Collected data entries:
◇ ◇ ◇
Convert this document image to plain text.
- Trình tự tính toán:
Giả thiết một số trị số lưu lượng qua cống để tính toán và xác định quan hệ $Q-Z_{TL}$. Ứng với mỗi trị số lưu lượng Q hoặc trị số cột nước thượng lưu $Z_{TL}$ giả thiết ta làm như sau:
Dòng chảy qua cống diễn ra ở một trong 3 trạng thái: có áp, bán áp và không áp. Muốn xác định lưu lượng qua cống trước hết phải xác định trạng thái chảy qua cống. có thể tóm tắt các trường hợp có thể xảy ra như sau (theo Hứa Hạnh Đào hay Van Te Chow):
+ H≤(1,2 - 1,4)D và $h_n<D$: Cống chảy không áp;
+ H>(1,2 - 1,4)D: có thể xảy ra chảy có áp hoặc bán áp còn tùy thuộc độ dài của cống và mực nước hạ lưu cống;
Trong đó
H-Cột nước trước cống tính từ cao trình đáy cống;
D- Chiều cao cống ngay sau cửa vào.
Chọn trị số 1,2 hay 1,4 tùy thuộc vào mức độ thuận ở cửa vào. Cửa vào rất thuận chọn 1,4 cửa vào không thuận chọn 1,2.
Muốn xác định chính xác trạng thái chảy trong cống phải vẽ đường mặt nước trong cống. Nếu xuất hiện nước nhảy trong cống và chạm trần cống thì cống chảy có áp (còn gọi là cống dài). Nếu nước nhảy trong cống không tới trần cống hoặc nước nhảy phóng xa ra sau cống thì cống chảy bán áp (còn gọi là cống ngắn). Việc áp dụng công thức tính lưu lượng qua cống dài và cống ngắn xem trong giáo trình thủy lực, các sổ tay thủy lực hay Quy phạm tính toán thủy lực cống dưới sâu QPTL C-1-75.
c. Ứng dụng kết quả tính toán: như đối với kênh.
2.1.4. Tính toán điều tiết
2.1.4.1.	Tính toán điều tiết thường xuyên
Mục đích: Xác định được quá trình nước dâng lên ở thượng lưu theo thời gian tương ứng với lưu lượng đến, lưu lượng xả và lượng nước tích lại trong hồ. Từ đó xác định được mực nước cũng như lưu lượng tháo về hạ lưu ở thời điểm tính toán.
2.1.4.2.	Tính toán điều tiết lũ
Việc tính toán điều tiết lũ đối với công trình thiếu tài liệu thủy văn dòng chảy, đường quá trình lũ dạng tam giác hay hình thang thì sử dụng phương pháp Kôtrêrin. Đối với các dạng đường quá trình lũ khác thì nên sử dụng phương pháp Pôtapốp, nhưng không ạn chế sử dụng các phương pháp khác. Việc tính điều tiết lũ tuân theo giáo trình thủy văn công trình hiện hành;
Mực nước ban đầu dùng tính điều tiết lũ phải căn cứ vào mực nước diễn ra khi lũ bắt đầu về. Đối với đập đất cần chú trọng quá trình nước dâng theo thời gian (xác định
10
◇ ◇ ◇
WHAT THE EXERCISE ASKS: Set down all of the entries exactly, please.

RESPONSE TO THE EXERCISE:
Convert this document image to plain text.
- Trình tự tính toán:
Giả thiết một số trị số lưu lượng qua cống để tính toán và xác định quan hệ $Q-Z_{TL}$. Ứng với mỗi trị số lưu lượng Q hoặc trị số cột nước thượng lưu $Z_{TL}$ giả thiết ta làm như sau:
Dòng chảy qua cống diễn ra ở một trong 3 trạng thái: có áp, bán áp và không áp. Muốn xác định lưu lượng qua cống trước hết phải xác định trạng thái chảy qua cống. có thể tóm tắt các trường hợp có thể xảy ra như sau (theo Hứa Hạnh Đào hay Van Te Chow):
+ H≤(1,2 - 1,4)D và $h_n<D$: Cống chảy không áp;
+ H>(1,2 - 1,4)D: có thể xảy ra chảy có áp hoặc bán áp còn tùy thuộc độ dài của cống và mực nước hạ lưu cống;
Trong đó
H-Cột nước trước cống tính từ cao trình đáy cống;
D- Chiều cao cống ngay sau cửa vào.
Chọn trị số 1,2 hay 1,4 tùy thuộc vào mức độ thuận ở cửa vào. Cửa vào rất thuận chọn 1,4 cửa vào không thuận chọn 1,2.
Muốn xác định chính xác trạng thái chảy trong cống phải vẽ đường mặt nước trong cống. Nếu xuất hiện nước nhảy trong cống và chạm trần cống thì cống chảy có áp (còn gọi là cống dài). Nếu nước nhảy trong cống không tới trần cống hoặc nước nhảy phóng xa ra sau cống thì cống chảy bán áp (còn gọi là cống ngắn). Việc áp dụng công thức tính lưu lượng qua cống dài và cống ngắn xem trong giáo trình thủy lực, các sổ tay thủy lực hay Quy phạm tính toán thủy lực cống dưới sâu QPTL C-1-75.
c. Ứng dụng kết quả tính toán: như đối với kênh.
2.1.4. Tính toán điều tiết
2.1.4.1.	Tính toán điều tiết thường xuyên
Mục đích: Xác định được quá trình nước dâng lên ở thượng lưu theo thời gian tương ứng với lưu lượng đến, lưu lượng xả và lượng nước tích lại trong hồ. Từ đó xác định được mực nước cũng như lưu lượng tháo về hạ lưu ở thời điểm tính toán.
2.1.4.2.	Tính toán điều tiết lũ
Việc tính toán điều tiết lũ đối với công trình thiếu tài liệu thủy văn dòng chảy, đường quá trình lũ dạng tam giác hay hình thang thì sử dụng phương pháp Kôtrêrin. Đối với các dạng đường quá trình lũ khác thì nên sử dụng phương pháp Pôtapốp, nhưng không ạn chế sử dụng các phương pháp khác. Việc tính điều tiết lũ tuân theo giáo trình thủy văn công trình hiện hành;
Mực nước ban đầu dùng tính điều tiết lũ phải căn cứ vào mực nước diễn ra khi lũ bắt đầu về. Đối với đập đất cần chú trọng quá trình nước dâng theo thời gian (xác định
10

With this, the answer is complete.